REQUIRED TASK
Exactly as written, quote every line that follows, skipping the images.

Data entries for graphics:
________________

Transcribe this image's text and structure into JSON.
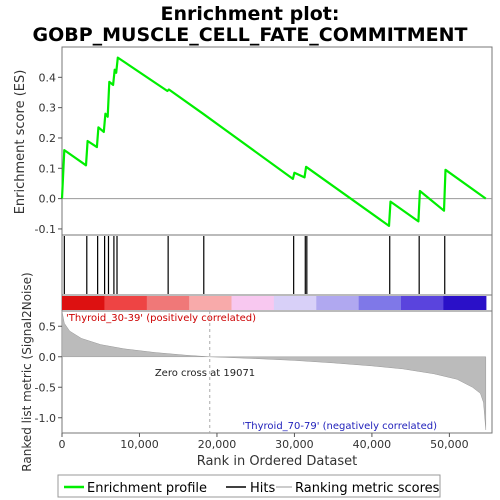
{
  "title_line1": "Enrichment plot:",
  "title_line2": "GOBP_MUSCLE_CELL_FATE_COMMITMENT",
  "es_ylabel": "Enrichment score (ES)",
  "metric_ylabel": "Ranked list metric (Signal2Noise)",
  "xlabel": "Rank in Ordered Dataset",
  "pos_label": "'Thyroid_30-39' (positively correlated)",
  "neg_label": "'Thyroid_70-79' (negatively correlated)",
  "zero_cross_label": "Zero cross at 19071",
  "legend": {
    "profile": "Enrichment profile",
    "hits": "Hits",
    "metric": "Ranking metric scores"
  },
  "colors": {
    "profile": "#00ee00",
    "hits": "#000000",
    "metric": "#bbbbbb",
    "pos_text": "#cc0000",
    "neg_text": "#2222bb"
  },
  "chart_data": {
    "type": "line",
    "title": "Enrichment plot: GOBP_MUSCLE_CELL_FATE_COMMITMENT",
    "xlabel": "Rank in Ordered Dataset",
    "ylabel": "Enrichment score (ES)",
    "xlim": [
      0,
      55500
    ],
    "ylim_es": [
      -0.12,
      0.5
    ],
    "ylim_metric": [
      -1.25,
      0.75
    ],
    "x_ticks": [
      0,
      10000,
      20000,
      30000,
      40000,
      50000
    ],
    "x_tick_labels": [
      "0",
      "10,000",
      "20,000",
      "30,000",
      "40,000",
      "50,000"
    ],
    "es_ticks": [
      -0.1,
      0.0,
      0.1,
      0.2,
      0.3,
      0.4
    ],
    "es_tick_labels": [
      "-0.1",
      "0.0",
      "0.1",
      "0.2",
      "0.3",
      "0.4"
    ],
    "metric_ticks": [
      -1.0,
      -0.5,
      0.0,
      0.5
    ],
    "metric_tick_labels": [
      "-1.0",
      "-0.5",
      "0.0",
      "0.5"
    ],
    "enrichment_profile": {
      "x": [
        0,
        300,
        3100,
        3300,
        4500,
        4700,
        5400,
        5600,
        5900,
        6100,
        6600,
        6800,
        7000,
        7200,
        13600,
        13800,
        18200,
        29800,
        30000,
        31300,
        31500,
        42200,
        42400,
        46000,
        46200,
        49300,
        49500,
        54700
      ],
      "y": [
        0.0,
        0.16,
        0.11,
        0.19,
        0.17,
        0.235,
        0.22,
        0.28,
        0.27,
        0.385,
        0.375,
        0.425,
        0.415,
        0.465,
        0.355,
        0.36,
        0.28,
        0.065,
        0.085,
        0.07,
        0.105,
        -0.09,
        -0.01,
        -0.075,
        0.025,
        -0.04,
        0.095,
        0.0
      ]
    },
    "hits": [
      300,
      3200,
      4600,
      5500,
      6000,
      6700,
      7100,
      13700,
      18300,
      29900,
      31400,
      31600,
      42300,
      46100,
      49400
    ],
    "metric_profile": {
      "x": [
        0,
        300,
        1000,
        2500,
        5000,
        8000,
        12000,
        16000,
        19071,
        25000,
        30000,
        35000,
        40000,
        44000,
        48000,
        51000,
        53000,
        54000,
        54400,
        54700
      ],
      "y": [
        0.75,
        0.55,
        0.42,
        0.3,
        0.2,
        0.13,
        0.07,
        0.025,
        0.0,
        -0.03,
        -0.06,
        -0.1,
        -0.15,
        -0.2,
        -0.28,
        -0.37,
        -0.5,
        -0.6,
        -0.75,
        -1.2
      ]
    },
    "zero_cross": 19071,
    "gradient_stops": [
      "#dd1111",
      "#ee4444",
      "#f07878",
      "#f8aaaa",
      "#f8c8f0",
      "#d8d0f8",
      "#b0a8f0",
      "#7f78e8",
      "#5a44dd",
      "#2a10c8"
    ]
  }
}
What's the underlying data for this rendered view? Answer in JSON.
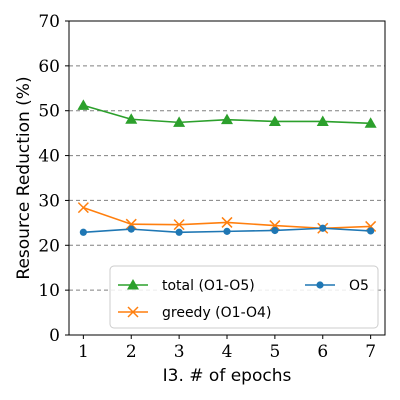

________________

SOLUTION FOR THIS PROBLEM
Transcribe this image's text and structure into JSON.
{
  "title_line1": "Enrichment plot:",
  "title_line2": "GOBP_MUSCLE_CELL_FATE_COMMITMENT",
  "es_ylabel": "Enrichment score (ES)",
  "metric_ylabel": "Ranked list metric (Signal2Noise)",
  "xlabel": "Rank in Ordered Dataset",
  "pos_label": "'Thyroid_30-39' (positively correlated)",
  "neg_label": "'Thyroid_70-79' (negatively correlated)",
  "zero_cross_label": "Zero cross at 19071",
  "legend": {
    "profile": "Enrichment profile",
    "hits": "Hits",
    "metric": "Ranking metric scores"
  },
  "colors": {
    "profile": "#00ee00",
    "hits": "#000000",
    "metric": "#bbbbbb",
    "pos_text": "#cc0000",
    "neg_text": "#2222bb"
  },
  "chart_data": {
    "type": "line",
    "title": "Enrichment plot: GOBP_MUSCLE_CELL_FATE_COMMITMENT",
    "xlabel": "Rank in Ordered Dataset",
    "ylabel": "Enrichment score (ES)",
    "xlim": [
      0,
      55500
    ],
    "ylim_es": [
      -0.12,
      0.5
    ],
    "ylim_metric": [
      -1.25,
      0.75
    ],
    "x_ticks": [
      0,
      10000,
      20000,
      30000,
      40000,
      50000
    ],
    "x_tick_labels": [
      "0",
      "10,000",
      "20,000",
      "30,000",
      "40,000",
      "50,000"
    ],
    "es_ticks": [
      -0.1,
      0.0,
      0.1,
      0.2,
      0.3,
      0.4
    ],
    "es_tick_labels": [
      "-0.1",
      "0.0",
      "0.1",
      "0.2",
      "0.3",
      "0.4"
    ],
    "metric_ticks": [
      -1.0,
      -0.5,
      0.0,
      0.5
    ],
    "metric_tick_labels": [
      "-1.0",
      "-0.5",
      "0.0",
      "0.5"
    ],
    "enrichment_profile": {
      "x": [
        0,
        300,
        3100,
        3300,
        4500,
        4700,
        5400,
        5600,
        5900,
        6100,
        6600,
        6800,
        7000,
        7200,
        13600,
        13800,
        18200,
        29800,
        30000,
        31300,
        31500,
        42200,
        42400,
        46000,
        46200,
        49300,
        49500,
        54700
      ],
      "y": [
        0.0,
        0.16,
        0.11,
        0.19,
        0.17,
        0.235,
        0.22,
        0.28,
        0.27,
        0.385,
        0.375,
        0.425,
        0.415,
        0.465,
        0.355,
        0.36,
        0.28,
        0.065,
        0.085,
        0.07,
        0.105,
        -0.09,
        -0.01,
        -0.075,
        0.025,
        -0.04,
        0.095,
        0.0
      ]
    },
    "hits": [
      300,
      3200,
      4600,
      5500,
      6000,
      6700,
      7100,
      13700,
      18300,
      29900,
      31400,
      31600,
      42300,
      46100,
      49400
    ],
    "metric_profile": {
      "x": [
        0,
        300,
        1000,
        2500,
        5000,
        8000,
        12000,
        16000,
        19071,
        25000,
        30000,
        35000,
        40000,
        44000,
        48000,
        51000,
        53000,
        54000,
        54400,
        54700
      ],
      "y": [
        0.75,
        0.55,
        0.42,
        0.3,
        0.2,
        0.13,
        0.07,
        0.025,
        0.0,
        -0.03,
        -0.06,
        -0.1,
        -0.15,
        -0.2,
        -0.28,
        -0.37,
        -0.5,
        -0.6,
        -0.75,
        -1.2
      ]
    },
    "zero_cross": 19071,
    "gradient_stops": [
      "#dd1111",
      "#ee4444",
      "#f07878",
      "#f8aaaa",
      "#f8c8f0",
      "#d8d0f8",
      "#b0a8f0",
      "#7f78e8",
      "#5a44dd",
      "#2a10c8"
    ]
  }
}
What's the underlying data for this rendered view? Answer in JSON.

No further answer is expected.